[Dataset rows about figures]
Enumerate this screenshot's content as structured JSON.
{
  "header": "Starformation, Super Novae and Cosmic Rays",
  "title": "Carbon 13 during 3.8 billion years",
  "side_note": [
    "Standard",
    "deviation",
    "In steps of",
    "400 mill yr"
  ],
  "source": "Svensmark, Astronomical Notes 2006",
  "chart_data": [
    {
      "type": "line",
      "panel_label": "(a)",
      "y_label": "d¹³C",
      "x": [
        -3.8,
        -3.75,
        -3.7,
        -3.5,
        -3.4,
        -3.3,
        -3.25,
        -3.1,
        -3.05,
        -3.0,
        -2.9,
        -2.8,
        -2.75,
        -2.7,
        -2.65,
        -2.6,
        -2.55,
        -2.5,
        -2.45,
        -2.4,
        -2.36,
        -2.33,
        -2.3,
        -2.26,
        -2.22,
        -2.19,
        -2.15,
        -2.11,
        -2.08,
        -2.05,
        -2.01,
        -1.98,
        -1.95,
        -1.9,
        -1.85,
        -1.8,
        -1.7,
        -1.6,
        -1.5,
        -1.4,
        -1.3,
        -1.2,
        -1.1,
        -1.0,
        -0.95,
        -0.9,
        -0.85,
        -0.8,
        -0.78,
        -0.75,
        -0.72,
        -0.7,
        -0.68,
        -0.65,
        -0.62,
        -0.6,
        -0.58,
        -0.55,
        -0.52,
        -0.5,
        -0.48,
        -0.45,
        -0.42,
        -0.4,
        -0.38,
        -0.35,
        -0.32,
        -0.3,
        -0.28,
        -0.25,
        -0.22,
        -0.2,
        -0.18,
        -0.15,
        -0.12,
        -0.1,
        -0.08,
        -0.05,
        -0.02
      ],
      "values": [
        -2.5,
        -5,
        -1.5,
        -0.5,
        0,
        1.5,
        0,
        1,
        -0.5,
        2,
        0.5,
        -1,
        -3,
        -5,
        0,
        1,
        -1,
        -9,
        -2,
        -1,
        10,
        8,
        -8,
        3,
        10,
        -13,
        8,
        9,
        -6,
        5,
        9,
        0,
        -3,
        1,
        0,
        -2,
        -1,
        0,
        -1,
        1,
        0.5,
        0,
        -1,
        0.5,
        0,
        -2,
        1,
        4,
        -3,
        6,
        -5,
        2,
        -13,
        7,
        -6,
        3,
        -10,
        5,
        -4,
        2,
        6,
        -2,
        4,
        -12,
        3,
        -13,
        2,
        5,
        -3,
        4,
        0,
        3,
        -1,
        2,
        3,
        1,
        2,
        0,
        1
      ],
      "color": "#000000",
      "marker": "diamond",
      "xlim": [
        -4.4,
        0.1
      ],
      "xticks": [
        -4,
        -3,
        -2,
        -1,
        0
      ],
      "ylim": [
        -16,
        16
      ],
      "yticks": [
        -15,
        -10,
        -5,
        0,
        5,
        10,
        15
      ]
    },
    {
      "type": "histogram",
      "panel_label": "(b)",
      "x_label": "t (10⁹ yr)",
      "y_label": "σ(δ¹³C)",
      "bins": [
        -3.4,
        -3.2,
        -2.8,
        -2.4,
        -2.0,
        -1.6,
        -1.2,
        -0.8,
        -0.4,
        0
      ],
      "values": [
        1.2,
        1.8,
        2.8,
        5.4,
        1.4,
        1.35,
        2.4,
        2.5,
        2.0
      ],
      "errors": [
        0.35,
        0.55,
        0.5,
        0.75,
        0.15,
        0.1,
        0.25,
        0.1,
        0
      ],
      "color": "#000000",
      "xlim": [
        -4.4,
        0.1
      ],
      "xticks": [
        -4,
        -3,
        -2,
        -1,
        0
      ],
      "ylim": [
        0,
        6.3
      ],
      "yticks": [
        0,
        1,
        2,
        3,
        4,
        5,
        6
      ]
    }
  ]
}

• [Work to complete] Copy every line verbatim.

• [Complete response]
Enumerate this screenshot's content as structured JSON.
{
  "header": "Starformation, Super Novae and Cosmic Rays",
  "title": "Carbon 13 during 3.8 billion years",
  "side_note": [
    "Standard",
    "deviation",
    "In steps of",
    "400 mill yr"
  ],
  "source": "Svensmark, Astronomical Notes 2006",
  "chart_data": [
    {
      "type": "line",
      "panel_label": "(a)",
      "y_label": "d¹³C",
      "x": [
        -3.8,
        -3.75,
        -3.7,
        -3.5,
        -3.4,
        -3.3,
        -3.25,
        -3.1,
        -3.05,
        -3.0,
        -2.9,
        -2.8,
        -2.75,
        -2.7,
        -2.65,
        -2.6,
        -2.55,
        -2.5,
        -2.45,
        -2.4,
        -2.36,
        -2.33,
        -2.3,
        -2.26,
        -2.22,
        -2.19,
        -2.15,
        -2.11,
        -2.08,
        -2.05,
        -2.01,
        -1.98,
        -1.95,
        -1.9,
        -1.85,
        -1.8,
        -1.7,
        -1.6,
        -1.5,
        -1.4,
        -1.3,
        -1.2,
        -1.1,
        -1.0,
        -0.95,
        -0.9,
        -0.85,
        -0.8,
        -0.78,
        -0.75,
        -0.72,
        -0.7,
        -0.68,
        -0.65,
        -0.62,
        -0.6,
        -0.58,
        -0.55,
        -0.52,
        -0.5,
        -0.48,
        -0.45,
        -0.42,
        -0.4,
        -0.38,
        -0.35,
        -0.32,
        -0.3,
        -0.28,
        -0.25,
        -0.22,
        -0.2,
        -0.18,
        -0.15,
        -0.12,
        -0.1,
        -0.08,
        -0.05,
        -0.02
      ],
      "values": [
        -2.5,
        -5,
        -1.5,
        -0.5,
        0,
        1.5,
        0,
        1,
        -0.5,
        2,
        0.5,
        -1,
        -3,
        -5,
        0,
        1,
        -1,
        -9,
        -2,
        -1,
        10,
        8,
        -8,
        3,
        10,
        -13,
        8,
        9,
        -6,
        5,
        9,
        0,
        -3,
        1,
        0,
        -2,
        -1,
        0,
        -1,
        1,
        0.5,
        0,
        -1,
        0.5,
        0,
        -2,
        1,
        4,
        -3,
        6,
        -5,
        2,
        -13,
        7,
        -6,
        3,
        -10,
        5,
        -4,
        2,
        6,
        -2,
        4,
        -12,
        3,
        -13,
        2,
        5,
        -3,
        4,
        0,
        3,
        -1,
        2,
        3,
        1,
        2,
        0,
        1
      ],
      "color": "#000000",
      "marker": "diamond",
      "xlim": [
        -4.4,
        0.1
      ],
      "xticks": [
        -4,
        -3,
        -2,
        -1,
        0
      ],
      "ylim": [
        -16,
        16
      ],
      "yticks": [
        -15,
        -10,
        -5,
        0,
        5,
        10,
        15
      ]
    },
    {
      "type": "histogram",
      "panel_label": "(b)",
      "x_label": "t (10⁹ yr)",
      "y_label": "σ(δ¹³C)",
      "bins": [
        -3.4,
        -3.2,
        -2.8,
        -2.4,
        -2.0,
        -1.6,
        -1.2,
        -0.8,
        -0.4,
        0
      ],
      "values": [
        1.2,
        1.8,
        2.8,
        5.4,
        1.4,
        1.35,
        2.4,
        2.5,
        2.0
      ],
      "errors": [
        0.35,
        0.55,
        0.5,
        0.75,
        0.15,
        0.1,
        0.25,
        0.1,
        0
      ],
      "color": "#000000",
      "xlim": [
        -4.4,
        0.1
      ],
      "xticks": [
        -4,
        -3,
        -2,
        -1,
        0
      ],
      "ylim": [
        0,
        6.3
      ],
      "yticks": [
        0,
        1,
        2,
        3,
        4,
        5,
        6
      ]
    }
  ]
}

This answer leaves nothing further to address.